DATA ROWS:

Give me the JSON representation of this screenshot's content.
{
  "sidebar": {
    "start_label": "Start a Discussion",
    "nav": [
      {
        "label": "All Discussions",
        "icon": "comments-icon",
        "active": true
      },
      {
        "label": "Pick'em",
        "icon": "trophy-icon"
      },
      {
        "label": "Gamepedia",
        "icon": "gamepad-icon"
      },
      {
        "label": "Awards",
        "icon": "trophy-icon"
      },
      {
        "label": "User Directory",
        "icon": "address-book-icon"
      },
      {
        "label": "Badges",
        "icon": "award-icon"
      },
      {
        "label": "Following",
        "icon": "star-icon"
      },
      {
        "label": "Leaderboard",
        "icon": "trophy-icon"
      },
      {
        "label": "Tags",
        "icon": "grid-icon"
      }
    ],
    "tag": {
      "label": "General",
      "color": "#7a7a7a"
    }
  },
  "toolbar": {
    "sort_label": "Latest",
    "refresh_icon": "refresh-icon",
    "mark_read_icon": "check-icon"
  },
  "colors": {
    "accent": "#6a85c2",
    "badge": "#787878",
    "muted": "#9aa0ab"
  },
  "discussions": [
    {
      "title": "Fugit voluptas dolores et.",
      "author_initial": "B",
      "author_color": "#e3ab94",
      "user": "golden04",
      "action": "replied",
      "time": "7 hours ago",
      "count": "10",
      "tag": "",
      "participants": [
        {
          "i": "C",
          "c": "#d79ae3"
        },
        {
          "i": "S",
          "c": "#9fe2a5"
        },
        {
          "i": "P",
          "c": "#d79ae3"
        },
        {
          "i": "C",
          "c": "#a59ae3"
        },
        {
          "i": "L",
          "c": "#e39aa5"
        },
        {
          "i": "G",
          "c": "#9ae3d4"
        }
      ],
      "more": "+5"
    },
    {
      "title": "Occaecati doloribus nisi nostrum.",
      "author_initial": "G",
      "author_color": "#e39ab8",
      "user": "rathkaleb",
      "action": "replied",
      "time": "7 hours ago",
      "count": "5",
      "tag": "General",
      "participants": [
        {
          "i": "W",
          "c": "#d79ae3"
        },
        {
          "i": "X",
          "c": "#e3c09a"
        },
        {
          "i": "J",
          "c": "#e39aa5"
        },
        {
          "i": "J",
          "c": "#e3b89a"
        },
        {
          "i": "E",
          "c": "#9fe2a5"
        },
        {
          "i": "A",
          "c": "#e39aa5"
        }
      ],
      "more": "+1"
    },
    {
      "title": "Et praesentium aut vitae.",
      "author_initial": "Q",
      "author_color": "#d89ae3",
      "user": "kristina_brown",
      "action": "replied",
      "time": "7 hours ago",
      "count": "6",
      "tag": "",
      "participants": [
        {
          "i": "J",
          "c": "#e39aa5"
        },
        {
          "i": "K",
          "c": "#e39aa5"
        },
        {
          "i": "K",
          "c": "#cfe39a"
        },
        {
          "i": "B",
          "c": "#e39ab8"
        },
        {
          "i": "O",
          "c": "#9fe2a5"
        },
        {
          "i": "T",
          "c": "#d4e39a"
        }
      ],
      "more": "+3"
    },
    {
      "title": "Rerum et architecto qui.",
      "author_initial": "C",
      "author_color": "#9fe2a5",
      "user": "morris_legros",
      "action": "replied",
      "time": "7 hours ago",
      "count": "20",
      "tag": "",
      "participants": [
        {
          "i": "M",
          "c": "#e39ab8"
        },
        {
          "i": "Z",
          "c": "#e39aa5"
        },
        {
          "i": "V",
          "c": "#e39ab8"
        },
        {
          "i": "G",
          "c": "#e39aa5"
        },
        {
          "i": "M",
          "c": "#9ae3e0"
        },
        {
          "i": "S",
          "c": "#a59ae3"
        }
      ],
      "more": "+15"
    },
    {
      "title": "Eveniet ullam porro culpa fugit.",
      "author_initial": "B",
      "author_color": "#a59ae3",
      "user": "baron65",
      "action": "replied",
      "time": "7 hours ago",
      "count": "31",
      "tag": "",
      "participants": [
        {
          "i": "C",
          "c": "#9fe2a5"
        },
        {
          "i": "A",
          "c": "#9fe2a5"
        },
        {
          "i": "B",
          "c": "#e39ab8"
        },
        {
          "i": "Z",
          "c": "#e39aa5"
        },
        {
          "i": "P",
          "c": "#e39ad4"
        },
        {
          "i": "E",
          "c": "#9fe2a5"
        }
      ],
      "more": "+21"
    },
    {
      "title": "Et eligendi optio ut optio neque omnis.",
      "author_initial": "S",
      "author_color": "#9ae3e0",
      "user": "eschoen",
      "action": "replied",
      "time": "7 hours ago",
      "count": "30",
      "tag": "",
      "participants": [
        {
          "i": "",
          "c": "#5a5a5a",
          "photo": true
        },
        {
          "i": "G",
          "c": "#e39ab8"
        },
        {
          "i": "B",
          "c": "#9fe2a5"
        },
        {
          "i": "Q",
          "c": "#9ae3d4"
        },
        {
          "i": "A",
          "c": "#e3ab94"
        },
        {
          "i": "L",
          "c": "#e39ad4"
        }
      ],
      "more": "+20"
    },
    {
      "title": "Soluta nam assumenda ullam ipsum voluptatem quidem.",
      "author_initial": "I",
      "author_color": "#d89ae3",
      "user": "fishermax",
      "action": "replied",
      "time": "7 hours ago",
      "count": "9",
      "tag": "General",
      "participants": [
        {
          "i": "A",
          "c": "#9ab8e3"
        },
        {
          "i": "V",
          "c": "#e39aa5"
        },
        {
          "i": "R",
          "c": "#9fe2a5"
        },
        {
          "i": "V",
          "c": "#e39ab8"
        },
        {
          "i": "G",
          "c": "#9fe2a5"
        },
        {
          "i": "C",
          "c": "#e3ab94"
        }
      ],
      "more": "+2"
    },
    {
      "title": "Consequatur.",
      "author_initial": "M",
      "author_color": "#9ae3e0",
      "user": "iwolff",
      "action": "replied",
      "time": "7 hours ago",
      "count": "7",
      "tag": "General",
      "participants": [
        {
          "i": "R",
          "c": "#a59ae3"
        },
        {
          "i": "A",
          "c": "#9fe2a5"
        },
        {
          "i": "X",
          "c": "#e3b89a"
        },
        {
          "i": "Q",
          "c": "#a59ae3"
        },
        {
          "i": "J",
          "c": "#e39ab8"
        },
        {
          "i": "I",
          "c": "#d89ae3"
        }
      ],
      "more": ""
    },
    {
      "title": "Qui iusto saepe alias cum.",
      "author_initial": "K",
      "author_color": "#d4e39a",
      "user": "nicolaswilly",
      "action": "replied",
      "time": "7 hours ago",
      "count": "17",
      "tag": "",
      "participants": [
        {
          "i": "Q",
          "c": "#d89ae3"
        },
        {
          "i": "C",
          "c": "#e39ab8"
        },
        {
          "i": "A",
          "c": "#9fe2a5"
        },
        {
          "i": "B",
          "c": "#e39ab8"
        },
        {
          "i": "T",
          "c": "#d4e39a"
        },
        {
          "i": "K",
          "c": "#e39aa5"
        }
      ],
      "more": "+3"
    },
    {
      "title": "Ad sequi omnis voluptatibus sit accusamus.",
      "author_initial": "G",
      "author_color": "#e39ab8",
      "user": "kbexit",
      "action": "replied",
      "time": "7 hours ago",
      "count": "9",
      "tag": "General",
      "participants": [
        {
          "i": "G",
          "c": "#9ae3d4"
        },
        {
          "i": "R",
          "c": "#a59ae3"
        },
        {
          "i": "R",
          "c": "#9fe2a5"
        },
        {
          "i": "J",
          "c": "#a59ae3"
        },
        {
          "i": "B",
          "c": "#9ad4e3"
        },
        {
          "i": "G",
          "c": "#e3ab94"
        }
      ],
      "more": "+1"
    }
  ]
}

EXERCISE DIRECTIONS: Write out every line from the entries where "count" appears.

RESULT:
      "count": "10",
      "count": "5",
      "count": "6",
      "count": "20",
      "count": "31",
      "count": "30",
      "count": "9",
      "count": "7",
      "count": "17",
      "count": "9",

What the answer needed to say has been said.